## Aim of the exercise
Output the data exactly, with every line intact.

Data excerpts
────
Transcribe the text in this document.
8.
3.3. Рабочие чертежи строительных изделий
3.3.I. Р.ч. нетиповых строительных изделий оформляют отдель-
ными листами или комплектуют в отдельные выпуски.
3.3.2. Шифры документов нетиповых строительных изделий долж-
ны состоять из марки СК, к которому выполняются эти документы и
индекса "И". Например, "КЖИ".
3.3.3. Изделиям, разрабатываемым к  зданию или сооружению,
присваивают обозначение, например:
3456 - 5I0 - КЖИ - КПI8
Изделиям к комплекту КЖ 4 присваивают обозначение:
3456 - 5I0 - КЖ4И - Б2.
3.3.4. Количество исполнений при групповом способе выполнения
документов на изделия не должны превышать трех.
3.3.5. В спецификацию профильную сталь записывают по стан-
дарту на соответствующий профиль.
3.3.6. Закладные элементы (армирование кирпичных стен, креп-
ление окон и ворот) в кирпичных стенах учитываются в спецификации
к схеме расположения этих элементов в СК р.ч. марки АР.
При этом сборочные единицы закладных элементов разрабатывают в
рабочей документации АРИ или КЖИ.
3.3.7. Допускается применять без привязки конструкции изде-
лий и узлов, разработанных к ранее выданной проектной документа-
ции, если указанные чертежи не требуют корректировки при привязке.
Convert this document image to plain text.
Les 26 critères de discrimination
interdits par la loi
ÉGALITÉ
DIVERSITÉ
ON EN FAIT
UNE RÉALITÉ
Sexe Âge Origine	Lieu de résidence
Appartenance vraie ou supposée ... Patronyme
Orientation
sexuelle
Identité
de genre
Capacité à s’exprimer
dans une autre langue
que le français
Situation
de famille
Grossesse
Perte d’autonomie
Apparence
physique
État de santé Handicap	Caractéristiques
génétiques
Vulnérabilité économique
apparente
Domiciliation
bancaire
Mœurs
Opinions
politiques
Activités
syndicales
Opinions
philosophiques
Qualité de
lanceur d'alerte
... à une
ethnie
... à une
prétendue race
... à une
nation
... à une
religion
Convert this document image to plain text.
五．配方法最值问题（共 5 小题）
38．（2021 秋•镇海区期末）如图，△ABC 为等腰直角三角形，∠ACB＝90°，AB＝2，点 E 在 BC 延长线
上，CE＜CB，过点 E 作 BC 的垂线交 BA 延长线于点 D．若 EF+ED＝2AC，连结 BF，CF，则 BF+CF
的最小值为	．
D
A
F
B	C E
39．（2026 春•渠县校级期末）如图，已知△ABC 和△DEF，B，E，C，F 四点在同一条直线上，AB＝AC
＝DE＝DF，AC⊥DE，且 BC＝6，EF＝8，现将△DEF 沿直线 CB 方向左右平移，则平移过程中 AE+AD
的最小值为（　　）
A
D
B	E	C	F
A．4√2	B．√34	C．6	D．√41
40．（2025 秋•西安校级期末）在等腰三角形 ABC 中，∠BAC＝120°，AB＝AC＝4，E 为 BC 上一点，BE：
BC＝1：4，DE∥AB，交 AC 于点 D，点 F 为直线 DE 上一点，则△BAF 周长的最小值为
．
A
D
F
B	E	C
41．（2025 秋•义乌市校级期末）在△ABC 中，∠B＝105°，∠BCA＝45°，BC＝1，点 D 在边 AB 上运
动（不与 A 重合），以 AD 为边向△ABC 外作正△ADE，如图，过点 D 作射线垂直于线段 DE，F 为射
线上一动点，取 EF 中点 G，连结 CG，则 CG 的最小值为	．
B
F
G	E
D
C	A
────
## Task answer
Transcribe the text in this document.
8.
3.3. Рабочие чертежи строительных изделий
3.3.I. Р.ч. нетиповых строительных изделий оформляют отдель-
ными листами или комплектуют в отдельные выпуски.
3.3.2. Шифры документов нетиповых строительных изделий долж-
ны состоять из марки СК, к которому выполняются эти документы и
индекса "И". Например, "КЖИ".
3.3.3. Изделиям, разрабатываемым к  зданию или сооружению,
присваивают обозначение, например:
3456 - 5I0 - КЖИ - КПI8
Изделиям к комплекту КЖ 4 присваивают обозначение:
3456 - 5I0 - КЖ4И - Б2.
3.3.4. Количество исполнений при групповом способе выполнения
документов на изделия не должны превышать трех.
3.3.5. В спецификацию профильную сталь записывают по стан-
дарту на соответствующий профиль.
3.3.6. Закладные элементы (армирование кирпичных стен, креп-
ление окон и ворот) в кирпичных стенах учитываются в спецификации
к схеме расположения этих элементов в СК р.ч. марки АР.
При этом сборочные единицы закладных элементов разрабатывают в
рабочей документации АРИ или КЖИ.
3.3.7. Допускается применять без привязки конструкции изде-
лий и узлов, разработанных к ранее выданной проектной документа-
ции, если указанные чертежи не требуют корректировки при привязке.
Convert this document image to plain text.
Les 26 critères de discrimination
interdits par la loi
ÉGALITÉ
DIVERSITÉ
ON EN FAIT
UNE RÉALITÉ
Sexe Âge Origine	Lieu de résidence
Appartenance vraie ou supposée ... Patronyme
Orientation
sexuelle
Identité
de genre
Capacité à s’exprimer
dans une autre langue
que le français
Situation
de famille
Grossesse
Perte d’autonomie
Apparence
physique
État de santé Handicap	Caractéristiques
génétiques
Vulnérabilité économique
apparente
Domiciliation
bancaire
Mœurs
Opinions
politiques
Activités
syndicales
Opinions
philosophiques
Qualité de
lanceur d'alerte
... à une
ethnie
... à une
prétendue race
... à une
nation
... à une
religion
Convert this document image to plain text.
五．配方法最值问题（共 5 小题）
38．（2021 秋•镇海区期末）如图，△ABC 为等腰直角三角形，∠ACB＝90°，AB＝2，点 E 在 BC 延长线
上，CE＜CB，过点 E 作 BC 的垂线交 BA 延长线于点 D．若 EF+ED＝2AC，连结 BF，CF，则 BF+CF
的最小值为	．
D
A
F
B	C E
39．（2026 春•渠县校级期末）如图，已知△ABC 和△DEF，B，E，C，F 四点在同一条直线上，AB＝AC
＝DE＝DF，AC⊥DE，且 BC＝6，EF＝8，现将△DEF 沿直线 CB 方向左右平移，则平移过程中 AE+AD
的最小值为（　　）
A
D
B	E	C	F
A．4√2	B．√34	C．6	D．√41
40．（2025 秋•西安校级期末）在等腰三角形 ABC 中，∠BAC＝120°，AB＝AC＝4，E 为 BC 上一点，BE：
BC＝1：4，DE∥AB，交 AC 于点 D，点 F 为直线 DE 上一点，则△BAF 周长的最小值为
．
A
D
F
B	E	C
41．（2025 秋•义乌市校级期末）在△ABC 中，∠B＝105°，∠BCA＝45°，BC＝1，点 D 在边 AB 上运
动（不与 A 重合），以 AD 为边向△ABC 外作正△ADE，如图，过点 D 作射线垂直于线段 DE，F 为射
线上一动点，取 EF 中点 G，连结 CG，则 CG 的最小值为	．
B
F
G	E
D
C	A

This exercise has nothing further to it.